What the task asks >> Write out again, character for character, everything from the line containing "digit-cell[interactable] [271,1257,340,1311]" down to the line containing "row-label-cell: 19 [78,265,134,318]", both of those lines included.

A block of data
▼

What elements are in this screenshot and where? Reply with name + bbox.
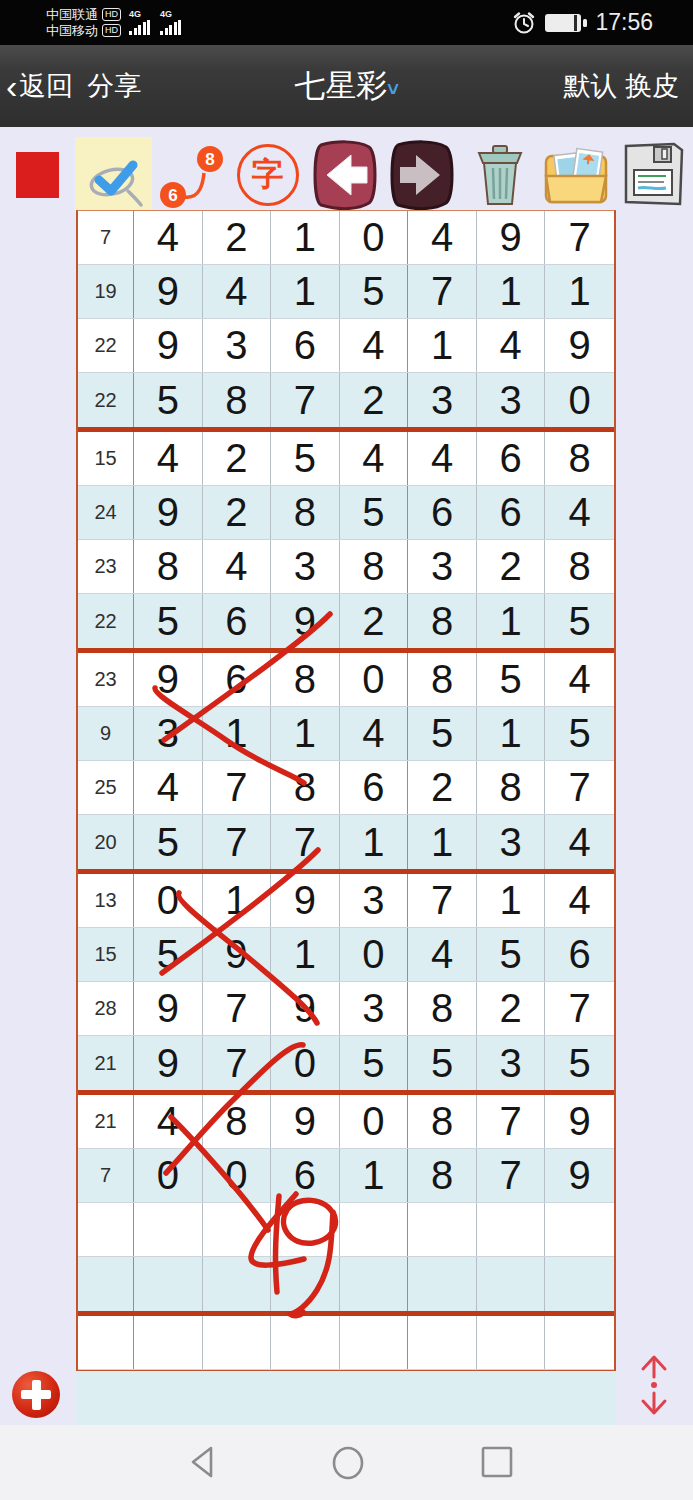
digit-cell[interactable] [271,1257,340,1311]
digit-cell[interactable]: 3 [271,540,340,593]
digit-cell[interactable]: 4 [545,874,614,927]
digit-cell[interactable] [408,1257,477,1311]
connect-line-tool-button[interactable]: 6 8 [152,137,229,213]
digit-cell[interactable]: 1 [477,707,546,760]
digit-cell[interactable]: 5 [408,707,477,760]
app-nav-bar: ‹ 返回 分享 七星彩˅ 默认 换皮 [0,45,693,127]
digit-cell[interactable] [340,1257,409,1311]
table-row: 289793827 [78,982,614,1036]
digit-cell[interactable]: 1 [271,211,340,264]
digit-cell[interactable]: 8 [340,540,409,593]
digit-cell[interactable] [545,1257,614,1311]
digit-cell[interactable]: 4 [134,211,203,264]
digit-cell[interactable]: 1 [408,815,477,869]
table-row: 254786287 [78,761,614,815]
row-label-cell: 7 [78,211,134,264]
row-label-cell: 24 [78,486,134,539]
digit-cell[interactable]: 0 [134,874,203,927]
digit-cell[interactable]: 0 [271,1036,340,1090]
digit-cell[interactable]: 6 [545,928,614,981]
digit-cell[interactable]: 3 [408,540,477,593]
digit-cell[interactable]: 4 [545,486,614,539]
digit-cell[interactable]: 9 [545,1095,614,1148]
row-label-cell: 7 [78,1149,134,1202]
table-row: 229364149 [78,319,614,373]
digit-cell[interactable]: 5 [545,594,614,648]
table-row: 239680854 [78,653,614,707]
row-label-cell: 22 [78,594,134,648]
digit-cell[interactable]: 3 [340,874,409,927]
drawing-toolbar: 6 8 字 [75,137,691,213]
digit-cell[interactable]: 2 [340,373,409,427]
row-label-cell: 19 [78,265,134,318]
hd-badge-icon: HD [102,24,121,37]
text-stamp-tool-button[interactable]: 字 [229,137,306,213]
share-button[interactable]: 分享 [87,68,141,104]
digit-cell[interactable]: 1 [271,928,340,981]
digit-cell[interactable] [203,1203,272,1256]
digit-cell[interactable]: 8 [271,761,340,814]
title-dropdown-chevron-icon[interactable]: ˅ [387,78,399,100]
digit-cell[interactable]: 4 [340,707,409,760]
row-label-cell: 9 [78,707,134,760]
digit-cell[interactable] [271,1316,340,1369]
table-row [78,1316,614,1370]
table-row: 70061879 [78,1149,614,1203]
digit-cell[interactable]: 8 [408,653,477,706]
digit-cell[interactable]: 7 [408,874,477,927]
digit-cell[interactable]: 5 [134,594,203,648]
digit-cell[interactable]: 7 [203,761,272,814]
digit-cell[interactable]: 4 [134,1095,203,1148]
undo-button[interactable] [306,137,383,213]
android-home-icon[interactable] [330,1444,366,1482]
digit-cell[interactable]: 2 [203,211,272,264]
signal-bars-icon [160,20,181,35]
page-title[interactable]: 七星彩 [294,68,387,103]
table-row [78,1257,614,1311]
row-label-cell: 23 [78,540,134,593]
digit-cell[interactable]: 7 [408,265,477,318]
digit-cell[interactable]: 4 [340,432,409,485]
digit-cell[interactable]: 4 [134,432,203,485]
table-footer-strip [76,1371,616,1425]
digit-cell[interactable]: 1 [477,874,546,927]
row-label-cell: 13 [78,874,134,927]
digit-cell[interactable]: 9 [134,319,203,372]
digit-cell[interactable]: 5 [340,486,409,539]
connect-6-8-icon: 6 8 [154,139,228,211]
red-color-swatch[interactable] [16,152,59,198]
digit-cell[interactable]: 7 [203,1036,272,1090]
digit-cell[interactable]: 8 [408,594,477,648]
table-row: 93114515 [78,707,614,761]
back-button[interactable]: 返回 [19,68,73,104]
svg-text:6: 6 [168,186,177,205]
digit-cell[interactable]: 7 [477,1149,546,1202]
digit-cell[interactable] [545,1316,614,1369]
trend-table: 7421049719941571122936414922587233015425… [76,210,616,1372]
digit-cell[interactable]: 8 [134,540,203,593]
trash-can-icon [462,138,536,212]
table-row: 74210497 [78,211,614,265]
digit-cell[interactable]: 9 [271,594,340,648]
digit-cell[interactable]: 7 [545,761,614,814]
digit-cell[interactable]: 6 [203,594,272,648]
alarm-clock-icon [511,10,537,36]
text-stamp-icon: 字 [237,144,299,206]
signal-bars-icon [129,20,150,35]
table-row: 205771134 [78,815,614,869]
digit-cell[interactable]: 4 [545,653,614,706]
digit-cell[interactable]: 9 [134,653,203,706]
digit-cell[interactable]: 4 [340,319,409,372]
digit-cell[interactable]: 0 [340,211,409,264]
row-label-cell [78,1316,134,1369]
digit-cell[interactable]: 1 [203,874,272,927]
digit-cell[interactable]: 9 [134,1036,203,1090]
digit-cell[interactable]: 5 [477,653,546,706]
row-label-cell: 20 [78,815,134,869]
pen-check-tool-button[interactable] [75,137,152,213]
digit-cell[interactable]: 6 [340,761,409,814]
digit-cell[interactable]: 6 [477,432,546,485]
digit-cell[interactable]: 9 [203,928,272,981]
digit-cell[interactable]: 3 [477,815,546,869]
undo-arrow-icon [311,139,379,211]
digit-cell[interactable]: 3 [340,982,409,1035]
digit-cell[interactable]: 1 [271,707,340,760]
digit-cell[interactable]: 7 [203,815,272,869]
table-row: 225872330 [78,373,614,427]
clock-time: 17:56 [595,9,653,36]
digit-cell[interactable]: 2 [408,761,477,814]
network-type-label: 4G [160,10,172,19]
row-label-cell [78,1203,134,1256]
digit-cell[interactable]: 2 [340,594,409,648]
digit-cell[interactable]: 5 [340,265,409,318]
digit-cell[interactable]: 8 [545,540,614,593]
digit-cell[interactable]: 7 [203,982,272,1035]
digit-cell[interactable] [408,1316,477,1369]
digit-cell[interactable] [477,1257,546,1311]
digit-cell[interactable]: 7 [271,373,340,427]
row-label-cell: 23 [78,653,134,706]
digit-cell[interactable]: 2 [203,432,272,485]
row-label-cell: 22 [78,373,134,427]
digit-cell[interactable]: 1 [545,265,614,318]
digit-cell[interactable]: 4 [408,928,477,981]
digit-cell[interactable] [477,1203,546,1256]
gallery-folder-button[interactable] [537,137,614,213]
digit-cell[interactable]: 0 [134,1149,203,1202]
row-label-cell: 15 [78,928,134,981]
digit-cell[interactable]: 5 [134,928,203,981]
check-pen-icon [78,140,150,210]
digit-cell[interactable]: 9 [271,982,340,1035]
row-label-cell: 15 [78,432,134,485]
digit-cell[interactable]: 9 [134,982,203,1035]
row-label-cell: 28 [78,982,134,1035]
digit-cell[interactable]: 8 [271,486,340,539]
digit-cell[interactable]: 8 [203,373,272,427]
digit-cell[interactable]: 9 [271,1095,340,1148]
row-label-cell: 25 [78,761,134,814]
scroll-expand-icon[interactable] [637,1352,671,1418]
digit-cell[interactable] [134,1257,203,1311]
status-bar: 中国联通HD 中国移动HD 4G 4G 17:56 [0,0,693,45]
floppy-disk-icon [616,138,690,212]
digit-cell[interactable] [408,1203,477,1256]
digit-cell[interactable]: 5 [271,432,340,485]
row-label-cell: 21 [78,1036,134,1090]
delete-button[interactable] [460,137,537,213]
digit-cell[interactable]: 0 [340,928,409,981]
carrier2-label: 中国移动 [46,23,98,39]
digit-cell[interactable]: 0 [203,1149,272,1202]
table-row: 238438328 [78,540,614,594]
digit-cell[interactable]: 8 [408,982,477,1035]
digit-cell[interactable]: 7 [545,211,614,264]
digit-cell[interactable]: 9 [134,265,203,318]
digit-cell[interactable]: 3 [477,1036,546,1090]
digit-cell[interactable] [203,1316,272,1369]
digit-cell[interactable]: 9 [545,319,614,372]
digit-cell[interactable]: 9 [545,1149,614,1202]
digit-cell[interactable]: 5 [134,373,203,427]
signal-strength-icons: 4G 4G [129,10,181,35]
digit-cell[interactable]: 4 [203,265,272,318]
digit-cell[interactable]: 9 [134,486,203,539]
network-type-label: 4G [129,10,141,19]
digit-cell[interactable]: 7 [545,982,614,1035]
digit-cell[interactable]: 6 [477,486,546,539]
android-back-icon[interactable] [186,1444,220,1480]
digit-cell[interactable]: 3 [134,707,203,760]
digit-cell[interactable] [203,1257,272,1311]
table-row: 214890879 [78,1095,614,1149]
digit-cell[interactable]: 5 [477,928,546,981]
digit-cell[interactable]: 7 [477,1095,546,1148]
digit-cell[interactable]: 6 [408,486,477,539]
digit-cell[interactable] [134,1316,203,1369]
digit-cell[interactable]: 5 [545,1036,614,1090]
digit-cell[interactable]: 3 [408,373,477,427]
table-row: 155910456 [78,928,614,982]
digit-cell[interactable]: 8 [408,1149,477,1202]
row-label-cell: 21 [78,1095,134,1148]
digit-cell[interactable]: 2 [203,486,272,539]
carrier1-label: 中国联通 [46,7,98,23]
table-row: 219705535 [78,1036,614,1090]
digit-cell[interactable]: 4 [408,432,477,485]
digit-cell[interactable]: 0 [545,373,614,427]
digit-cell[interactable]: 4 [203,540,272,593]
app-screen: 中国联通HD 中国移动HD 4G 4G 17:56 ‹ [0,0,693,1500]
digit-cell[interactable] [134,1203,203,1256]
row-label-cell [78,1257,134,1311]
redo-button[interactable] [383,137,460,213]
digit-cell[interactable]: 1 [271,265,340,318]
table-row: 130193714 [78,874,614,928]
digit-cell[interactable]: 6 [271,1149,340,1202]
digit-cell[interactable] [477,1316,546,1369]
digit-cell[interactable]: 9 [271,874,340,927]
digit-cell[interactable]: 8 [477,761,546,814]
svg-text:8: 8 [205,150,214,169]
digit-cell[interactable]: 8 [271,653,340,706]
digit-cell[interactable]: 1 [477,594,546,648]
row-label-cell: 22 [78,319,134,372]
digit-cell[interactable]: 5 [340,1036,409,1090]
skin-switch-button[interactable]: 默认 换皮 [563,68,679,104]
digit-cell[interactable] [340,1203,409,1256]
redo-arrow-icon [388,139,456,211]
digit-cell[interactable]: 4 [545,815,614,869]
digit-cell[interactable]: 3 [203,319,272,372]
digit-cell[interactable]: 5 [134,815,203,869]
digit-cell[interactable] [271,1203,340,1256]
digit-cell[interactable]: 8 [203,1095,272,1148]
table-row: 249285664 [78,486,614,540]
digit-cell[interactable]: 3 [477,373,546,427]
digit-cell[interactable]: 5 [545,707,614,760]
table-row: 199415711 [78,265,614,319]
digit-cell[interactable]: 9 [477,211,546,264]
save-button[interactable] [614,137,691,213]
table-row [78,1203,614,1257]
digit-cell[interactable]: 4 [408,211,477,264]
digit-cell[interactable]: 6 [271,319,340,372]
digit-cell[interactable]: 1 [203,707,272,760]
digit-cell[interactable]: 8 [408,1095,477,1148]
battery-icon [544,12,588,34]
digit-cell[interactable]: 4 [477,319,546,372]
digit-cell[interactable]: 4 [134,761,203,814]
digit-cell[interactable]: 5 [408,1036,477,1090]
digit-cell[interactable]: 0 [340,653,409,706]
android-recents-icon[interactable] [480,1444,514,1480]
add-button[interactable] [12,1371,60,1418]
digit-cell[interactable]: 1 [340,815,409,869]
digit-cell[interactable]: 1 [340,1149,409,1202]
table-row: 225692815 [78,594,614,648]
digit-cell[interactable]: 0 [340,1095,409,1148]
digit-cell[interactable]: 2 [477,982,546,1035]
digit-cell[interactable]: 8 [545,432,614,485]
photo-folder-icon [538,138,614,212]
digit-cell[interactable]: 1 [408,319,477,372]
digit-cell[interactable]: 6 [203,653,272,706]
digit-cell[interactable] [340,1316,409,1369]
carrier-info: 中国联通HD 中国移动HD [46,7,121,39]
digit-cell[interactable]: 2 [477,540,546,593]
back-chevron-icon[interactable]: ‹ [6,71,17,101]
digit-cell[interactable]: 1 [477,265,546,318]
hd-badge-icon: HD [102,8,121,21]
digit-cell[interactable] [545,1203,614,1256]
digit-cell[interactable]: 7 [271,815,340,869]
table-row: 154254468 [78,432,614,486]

▲
▼

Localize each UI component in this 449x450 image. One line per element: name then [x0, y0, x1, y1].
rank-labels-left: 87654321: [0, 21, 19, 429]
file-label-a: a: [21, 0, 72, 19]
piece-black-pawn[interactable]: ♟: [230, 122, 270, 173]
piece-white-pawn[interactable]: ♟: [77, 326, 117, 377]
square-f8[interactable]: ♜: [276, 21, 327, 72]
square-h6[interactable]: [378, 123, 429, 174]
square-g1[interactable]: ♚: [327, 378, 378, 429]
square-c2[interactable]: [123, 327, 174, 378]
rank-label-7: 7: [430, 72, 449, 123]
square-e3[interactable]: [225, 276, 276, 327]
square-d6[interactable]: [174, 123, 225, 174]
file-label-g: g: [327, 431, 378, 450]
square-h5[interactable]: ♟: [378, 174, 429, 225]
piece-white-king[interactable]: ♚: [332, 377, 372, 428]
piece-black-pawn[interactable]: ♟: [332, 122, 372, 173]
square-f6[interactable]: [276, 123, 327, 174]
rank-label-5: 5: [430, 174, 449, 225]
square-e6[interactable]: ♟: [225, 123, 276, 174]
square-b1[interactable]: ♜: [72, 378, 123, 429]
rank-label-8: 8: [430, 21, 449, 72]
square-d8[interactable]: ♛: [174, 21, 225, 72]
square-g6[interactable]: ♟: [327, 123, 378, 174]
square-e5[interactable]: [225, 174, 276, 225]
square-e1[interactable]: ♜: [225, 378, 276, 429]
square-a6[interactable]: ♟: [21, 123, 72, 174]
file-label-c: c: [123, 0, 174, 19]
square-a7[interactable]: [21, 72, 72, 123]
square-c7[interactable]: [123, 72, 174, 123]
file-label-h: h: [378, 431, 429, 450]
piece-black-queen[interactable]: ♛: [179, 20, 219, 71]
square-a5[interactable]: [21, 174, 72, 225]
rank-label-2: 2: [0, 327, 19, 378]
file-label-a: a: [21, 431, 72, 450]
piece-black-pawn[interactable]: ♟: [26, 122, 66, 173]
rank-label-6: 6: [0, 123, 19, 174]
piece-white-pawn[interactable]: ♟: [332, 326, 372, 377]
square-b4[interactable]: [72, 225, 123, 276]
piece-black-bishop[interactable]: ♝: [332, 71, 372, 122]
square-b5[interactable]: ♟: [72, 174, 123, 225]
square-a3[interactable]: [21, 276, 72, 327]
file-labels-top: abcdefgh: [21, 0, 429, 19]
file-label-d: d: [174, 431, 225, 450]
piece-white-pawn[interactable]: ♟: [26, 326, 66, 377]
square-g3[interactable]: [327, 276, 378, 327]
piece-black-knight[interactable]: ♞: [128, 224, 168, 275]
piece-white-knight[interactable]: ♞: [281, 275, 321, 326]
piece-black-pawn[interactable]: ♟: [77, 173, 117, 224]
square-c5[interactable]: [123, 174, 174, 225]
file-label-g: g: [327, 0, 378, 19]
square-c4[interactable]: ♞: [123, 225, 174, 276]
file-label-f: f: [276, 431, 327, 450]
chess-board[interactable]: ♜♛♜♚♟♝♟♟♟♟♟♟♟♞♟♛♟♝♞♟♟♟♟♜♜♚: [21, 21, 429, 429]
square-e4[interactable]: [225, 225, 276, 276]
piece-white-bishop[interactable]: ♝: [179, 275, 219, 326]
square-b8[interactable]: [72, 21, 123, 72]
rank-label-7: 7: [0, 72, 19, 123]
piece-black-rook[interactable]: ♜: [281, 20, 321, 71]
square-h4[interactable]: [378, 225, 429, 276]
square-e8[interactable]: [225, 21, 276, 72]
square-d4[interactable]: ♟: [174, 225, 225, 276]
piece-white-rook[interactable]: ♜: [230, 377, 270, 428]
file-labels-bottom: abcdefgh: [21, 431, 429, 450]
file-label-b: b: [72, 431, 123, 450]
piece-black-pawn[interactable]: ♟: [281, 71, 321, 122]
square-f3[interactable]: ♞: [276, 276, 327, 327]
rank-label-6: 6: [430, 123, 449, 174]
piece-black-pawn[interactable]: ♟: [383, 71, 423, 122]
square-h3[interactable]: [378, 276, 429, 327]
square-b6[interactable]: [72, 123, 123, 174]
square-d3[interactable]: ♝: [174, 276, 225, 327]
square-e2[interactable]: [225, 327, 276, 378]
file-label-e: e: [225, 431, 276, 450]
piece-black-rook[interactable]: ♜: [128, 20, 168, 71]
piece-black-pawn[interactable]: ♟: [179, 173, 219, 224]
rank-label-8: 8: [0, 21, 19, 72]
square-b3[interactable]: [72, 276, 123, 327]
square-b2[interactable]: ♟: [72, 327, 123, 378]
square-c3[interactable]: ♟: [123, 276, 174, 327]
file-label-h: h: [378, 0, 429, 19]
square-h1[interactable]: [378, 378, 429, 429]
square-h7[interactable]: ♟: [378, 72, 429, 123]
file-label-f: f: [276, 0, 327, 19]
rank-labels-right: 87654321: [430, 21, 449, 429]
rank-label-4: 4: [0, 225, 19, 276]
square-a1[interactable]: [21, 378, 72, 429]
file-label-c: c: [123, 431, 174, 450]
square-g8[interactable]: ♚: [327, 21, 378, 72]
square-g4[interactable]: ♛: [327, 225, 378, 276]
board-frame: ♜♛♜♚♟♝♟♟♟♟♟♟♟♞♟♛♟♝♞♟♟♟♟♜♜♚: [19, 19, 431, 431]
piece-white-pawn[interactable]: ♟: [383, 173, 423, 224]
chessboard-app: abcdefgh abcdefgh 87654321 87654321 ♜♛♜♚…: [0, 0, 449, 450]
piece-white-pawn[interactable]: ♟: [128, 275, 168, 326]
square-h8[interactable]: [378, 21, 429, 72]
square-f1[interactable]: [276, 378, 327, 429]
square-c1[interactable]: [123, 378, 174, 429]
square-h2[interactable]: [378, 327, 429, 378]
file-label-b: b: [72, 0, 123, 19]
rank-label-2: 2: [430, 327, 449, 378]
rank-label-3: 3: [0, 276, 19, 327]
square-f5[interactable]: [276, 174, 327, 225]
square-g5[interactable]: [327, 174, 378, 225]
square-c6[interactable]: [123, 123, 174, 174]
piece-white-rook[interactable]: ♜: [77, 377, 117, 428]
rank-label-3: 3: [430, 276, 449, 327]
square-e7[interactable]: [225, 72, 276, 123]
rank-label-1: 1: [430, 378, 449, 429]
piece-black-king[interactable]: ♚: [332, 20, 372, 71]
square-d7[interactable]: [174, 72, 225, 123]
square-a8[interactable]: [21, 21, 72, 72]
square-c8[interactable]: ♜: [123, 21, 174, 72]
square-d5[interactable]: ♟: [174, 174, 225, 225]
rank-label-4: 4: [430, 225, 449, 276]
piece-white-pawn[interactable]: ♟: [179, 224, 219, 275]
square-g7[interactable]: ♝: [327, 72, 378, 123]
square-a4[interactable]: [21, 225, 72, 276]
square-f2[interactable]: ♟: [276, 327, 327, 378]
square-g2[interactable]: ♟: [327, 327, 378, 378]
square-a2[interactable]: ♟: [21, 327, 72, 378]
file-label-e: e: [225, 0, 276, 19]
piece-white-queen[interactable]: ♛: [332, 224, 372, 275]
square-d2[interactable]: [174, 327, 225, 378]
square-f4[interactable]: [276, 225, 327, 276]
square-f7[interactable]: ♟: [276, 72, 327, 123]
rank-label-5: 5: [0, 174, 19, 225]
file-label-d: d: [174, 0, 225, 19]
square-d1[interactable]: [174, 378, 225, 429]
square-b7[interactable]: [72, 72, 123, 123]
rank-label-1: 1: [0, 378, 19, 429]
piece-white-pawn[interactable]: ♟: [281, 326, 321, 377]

▲

Task solution >>
digit-cell[interactable] [271,1257,340,1311]
digit-cell[interactable]: 3 [271,540,340,593]
digit-cell[interactable]: 4 [545,874,614,927]
digit-cell[interactable] [408,1257,477,1311]
connect-line-tool-button[interactable]: 6 8 [152,137,229,213]
digit-cell[interactable]: 1 [477,707,546,760]
digit-cell[interactable]: 5 [408,707,477,760]
app-nav-bar: ‹ 返回 分享 七星彩˅ 默认 换皮 [0,45,693,127]
digit-cell[interactable] [340,1257,409,1311]
table-row: 289793827 [78,982,614,1036]
digit-cell[interactable]: 1 [271,211,340,264]
digit-cell[interactable]: 8 [340,540,409,593]
digit-cell[interactable] [545,1257,614,1311]
digit-cell[interactable]: 4 [134,211,203,264]
digit-cell[interactable]: 1 [408,815,477,869]
table-row: 254786287 [78,761,614,815]
row-label-cell: 7 [78,211,134,264]
row-label-cell: 24 [78,486,134,539]
digit-cell[interactable]: 0 [134,874,203,927]
digit-cell[interactable]: 0 [271,1036,340,1090]
digit-cell[interactable]: 6 [545,928,614,981]
digit-cell[interactable]: 3 [408,540,477,593]
digit-cell[interactable]: 4 [545,486,614,539]
digit-cell[interactable]: 9 [545,1095,614,1148]
row-label-cell: 7 [78,1149,134,1202]
table-row: 229364149 [78,319,614,373]
digit-cell[interactable]: 5 [545,594,614,648]
table-row: 239680854 [78,653,614,707]
row-label-cell: 22 [78,594,134,648]
digit-cell[interactable]: 3 [340,874,409,927]
drawing-toolbar: 6 8 字 [75,137,691,213]
digit-cell[interactable]: 2 [340,373,409,427]
row-label-cell: 19 [78,265,134,318]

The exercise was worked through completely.